(EXERCISE TASK) Show every line containing "OUNCES" by copying it.

(RECORD EXTRACTS)
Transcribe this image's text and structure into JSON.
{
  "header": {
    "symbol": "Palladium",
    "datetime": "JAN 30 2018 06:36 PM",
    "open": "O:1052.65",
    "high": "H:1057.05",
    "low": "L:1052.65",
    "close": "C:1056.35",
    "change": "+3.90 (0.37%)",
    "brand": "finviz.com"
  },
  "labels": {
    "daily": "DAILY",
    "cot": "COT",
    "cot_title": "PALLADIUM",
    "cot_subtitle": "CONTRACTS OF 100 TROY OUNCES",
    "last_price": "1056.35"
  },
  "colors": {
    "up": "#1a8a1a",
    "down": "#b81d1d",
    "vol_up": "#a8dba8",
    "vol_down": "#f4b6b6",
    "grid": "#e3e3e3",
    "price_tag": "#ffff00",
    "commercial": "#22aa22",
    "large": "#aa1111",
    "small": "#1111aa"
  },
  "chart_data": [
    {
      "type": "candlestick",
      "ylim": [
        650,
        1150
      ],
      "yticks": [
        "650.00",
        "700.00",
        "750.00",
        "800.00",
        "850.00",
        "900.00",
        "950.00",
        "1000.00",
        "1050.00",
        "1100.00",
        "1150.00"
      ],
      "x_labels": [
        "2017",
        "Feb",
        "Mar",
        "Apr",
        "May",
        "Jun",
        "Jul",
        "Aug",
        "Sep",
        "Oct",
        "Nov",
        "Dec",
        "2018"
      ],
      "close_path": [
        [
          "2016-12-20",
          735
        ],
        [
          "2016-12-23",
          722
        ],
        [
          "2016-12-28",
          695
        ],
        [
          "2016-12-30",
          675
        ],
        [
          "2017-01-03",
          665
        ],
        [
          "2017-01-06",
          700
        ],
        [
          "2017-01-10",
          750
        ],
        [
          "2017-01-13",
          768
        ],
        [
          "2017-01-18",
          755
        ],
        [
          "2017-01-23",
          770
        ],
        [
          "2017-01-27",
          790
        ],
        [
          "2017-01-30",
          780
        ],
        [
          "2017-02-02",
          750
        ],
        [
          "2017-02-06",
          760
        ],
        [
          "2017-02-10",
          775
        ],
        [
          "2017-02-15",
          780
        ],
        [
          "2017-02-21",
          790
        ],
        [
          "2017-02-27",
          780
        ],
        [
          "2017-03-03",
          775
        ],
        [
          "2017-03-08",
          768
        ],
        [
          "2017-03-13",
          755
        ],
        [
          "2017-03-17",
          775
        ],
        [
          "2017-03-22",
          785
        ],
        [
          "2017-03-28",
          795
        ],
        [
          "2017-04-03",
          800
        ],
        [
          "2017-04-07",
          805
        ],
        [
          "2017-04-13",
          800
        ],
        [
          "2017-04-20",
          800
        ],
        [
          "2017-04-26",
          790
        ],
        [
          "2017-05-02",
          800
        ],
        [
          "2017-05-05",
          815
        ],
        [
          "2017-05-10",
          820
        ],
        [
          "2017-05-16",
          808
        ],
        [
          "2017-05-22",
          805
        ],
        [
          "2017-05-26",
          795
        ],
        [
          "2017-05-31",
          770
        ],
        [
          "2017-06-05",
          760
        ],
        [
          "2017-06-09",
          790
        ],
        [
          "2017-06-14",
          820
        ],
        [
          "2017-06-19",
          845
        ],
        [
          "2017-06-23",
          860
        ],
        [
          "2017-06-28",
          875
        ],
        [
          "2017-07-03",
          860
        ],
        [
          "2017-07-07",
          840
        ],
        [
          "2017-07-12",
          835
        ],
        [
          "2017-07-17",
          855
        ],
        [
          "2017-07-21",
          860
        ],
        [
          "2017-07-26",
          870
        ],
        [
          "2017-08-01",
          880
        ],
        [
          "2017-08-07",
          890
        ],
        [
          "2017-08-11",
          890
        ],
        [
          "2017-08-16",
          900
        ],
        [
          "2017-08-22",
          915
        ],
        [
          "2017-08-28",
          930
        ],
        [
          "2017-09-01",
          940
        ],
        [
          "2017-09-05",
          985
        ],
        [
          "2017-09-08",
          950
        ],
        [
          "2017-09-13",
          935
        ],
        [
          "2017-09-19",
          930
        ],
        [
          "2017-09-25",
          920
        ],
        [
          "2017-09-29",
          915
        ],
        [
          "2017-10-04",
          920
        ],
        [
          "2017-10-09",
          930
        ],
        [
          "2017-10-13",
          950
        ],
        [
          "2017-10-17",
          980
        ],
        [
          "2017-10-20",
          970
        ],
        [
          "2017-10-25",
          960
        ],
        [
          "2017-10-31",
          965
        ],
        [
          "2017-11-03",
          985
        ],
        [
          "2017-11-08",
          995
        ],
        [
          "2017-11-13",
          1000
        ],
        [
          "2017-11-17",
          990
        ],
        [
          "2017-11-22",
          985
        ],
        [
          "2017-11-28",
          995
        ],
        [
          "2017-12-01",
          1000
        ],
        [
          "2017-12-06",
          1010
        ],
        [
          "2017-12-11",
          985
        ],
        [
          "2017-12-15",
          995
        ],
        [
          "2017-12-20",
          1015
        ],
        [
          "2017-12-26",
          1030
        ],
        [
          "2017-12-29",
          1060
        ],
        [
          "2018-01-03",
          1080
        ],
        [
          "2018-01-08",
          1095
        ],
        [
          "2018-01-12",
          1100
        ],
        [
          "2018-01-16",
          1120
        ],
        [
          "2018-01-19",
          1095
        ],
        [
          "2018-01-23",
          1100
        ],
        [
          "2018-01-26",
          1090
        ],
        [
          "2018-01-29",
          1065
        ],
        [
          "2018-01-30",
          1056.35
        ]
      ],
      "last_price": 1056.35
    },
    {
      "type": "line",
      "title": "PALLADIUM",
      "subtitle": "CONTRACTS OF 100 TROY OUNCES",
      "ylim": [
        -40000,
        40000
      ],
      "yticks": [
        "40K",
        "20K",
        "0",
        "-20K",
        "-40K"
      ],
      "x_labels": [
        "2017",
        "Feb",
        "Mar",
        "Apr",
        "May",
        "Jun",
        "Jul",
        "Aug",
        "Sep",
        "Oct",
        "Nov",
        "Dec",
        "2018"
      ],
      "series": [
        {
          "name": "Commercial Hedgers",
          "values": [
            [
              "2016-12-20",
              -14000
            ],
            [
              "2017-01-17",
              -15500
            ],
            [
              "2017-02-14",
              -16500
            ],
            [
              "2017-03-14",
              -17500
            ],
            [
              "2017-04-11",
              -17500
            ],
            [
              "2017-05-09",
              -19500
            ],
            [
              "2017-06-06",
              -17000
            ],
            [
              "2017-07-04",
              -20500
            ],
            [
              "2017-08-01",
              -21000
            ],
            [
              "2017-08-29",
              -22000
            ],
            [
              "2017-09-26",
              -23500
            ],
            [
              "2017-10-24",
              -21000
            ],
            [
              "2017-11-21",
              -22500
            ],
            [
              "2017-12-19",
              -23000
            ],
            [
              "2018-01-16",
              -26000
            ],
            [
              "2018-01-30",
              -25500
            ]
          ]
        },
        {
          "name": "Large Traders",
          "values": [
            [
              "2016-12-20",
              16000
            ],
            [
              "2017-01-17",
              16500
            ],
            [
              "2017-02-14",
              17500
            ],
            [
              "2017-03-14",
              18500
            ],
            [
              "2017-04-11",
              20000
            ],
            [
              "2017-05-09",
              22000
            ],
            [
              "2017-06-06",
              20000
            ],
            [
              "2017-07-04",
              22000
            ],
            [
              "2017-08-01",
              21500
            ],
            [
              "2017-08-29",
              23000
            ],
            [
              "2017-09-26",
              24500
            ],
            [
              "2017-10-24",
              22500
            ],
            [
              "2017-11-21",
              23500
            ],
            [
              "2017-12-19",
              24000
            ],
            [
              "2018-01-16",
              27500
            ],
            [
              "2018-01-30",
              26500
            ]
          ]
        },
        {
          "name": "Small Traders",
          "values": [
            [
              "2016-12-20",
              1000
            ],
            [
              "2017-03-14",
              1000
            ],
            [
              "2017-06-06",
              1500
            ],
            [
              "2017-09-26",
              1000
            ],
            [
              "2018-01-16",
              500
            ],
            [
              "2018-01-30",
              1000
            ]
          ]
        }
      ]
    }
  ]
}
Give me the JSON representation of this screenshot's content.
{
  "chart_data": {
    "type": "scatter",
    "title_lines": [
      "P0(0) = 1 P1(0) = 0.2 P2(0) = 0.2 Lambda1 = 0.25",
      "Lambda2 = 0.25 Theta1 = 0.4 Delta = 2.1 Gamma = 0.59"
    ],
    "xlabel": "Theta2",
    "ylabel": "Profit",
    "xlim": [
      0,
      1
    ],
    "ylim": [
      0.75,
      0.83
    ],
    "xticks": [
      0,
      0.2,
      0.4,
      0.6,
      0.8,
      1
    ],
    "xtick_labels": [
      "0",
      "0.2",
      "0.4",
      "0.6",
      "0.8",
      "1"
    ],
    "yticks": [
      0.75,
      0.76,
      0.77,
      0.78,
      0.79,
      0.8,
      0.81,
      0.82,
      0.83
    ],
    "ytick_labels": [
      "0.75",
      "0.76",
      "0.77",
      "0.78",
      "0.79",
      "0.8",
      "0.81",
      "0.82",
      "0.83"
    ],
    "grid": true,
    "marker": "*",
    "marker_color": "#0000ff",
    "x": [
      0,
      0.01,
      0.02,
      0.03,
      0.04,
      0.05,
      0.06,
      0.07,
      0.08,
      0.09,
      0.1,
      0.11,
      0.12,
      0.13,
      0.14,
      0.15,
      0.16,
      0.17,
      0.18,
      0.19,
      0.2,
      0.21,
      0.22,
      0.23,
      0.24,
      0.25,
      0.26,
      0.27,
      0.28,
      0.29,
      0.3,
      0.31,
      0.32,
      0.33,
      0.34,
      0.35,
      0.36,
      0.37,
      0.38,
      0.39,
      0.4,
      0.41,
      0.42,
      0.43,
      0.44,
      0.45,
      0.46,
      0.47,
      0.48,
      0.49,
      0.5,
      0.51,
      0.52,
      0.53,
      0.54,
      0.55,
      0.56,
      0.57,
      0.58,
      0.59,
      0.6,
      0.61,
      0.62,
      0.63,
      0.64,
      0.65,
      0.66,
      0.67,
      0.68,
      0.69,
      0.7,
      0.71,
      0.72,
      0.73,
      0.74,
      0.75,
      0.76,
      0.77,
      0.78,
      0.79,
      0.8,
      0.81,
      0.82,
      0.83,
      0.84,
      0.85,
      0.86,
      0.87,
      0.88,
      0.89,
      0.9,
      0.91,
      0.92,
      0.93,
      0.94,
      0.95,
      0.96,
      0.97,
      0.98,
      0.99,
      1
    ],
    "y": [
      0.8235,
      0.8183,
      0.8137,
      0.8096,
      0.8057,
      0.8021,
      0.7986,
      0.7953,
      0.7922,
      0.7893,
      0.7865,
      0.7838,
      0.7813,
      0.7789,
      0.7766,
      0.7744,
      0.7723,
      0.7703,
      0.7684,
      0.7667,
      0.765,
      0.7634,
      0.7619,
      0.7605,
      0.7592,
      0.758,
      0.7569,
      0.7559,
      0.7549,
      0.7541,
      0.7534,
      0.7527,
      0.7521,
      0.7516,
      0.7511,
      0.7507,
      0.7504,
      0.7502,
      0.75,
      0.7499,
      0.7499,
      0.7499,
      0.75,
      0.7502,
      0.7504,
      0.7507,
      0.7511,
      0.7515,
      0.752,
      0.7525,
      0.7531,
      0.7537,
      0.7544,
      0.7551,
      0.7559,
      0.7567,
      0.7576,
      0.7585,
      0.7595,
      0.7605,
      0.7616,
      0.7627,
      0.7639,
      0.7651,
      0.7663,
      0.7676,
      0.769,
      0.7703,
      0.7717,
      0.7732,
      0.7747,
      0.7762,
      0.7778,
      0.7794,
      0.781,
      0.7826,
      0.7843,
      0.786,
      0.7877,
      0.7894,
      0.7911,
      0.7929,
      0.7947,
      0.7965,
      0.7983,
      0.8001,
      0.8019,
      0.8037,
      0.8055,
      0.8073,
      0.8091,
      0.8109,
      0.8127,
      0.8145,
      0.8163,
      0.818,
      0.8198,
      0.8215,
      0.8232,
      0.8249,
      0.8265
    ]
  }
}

(EXERCISE SOLUTION)
    "cot_subtitle": "CONTRACTS OF 100 TROY OUNCES",
      "subtitle": "CONTRACTS OF 100 TROY OUNCES",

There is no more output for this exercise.